Items from a figure collection:
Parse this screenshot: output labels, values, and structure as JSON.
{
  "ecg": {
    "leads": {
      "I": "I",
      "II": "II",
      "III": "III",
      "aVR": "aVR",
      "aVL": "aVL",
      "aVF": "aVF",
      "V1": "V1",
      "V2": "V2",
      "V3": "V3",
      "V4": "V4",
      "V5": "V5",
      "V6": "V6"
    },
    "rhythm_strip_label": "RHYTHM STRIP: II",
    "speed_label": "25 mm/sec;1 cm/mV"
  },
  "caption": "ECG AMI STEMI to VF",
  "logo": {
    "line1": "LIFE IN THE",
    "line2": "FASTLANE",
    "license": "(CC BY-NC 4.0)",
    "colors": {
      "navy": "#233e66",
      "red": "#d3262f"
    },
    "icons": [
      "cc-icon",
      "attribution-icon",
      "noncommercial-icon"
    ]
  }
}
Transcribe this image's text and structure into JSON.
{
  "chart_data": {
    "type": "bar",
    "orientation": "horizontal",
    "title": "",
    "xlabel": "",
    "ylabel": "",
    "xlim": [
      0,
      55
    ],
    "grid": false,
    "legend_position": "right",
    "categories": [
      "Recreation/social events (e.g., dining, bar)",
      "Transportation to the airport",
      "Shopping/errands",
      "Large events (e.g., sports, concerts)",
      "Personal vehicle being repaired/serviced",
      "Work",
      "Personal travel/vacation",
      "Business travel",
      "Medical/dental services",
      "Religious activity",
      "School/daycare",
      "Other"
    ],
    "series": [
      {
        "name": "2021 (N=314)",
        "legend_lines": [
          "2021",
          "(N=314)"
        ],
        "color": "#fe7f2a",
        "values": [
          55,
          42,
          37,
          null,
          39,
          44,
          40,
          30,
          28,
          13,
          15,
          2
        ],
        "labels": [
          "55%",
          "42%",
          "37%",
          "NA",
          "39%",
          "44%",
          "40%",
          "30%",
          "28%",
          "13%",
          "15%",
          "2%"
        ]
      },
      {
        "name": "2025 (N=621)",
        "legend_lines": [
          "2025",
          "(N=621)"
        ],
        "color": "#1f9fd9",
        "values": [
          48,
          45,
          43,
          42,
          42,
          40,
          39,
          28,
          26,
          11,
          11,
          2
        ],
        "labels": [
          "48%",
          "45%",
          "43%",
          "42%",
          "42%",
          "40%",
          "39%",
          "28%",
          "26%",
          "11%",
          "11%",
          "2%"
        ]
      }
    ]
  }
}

_What to work on_. Wherever the word "travel" occurs in a line of the listing, copy that line.

_Task solution_.
      "Personal travel/vacation",
      "Business travel",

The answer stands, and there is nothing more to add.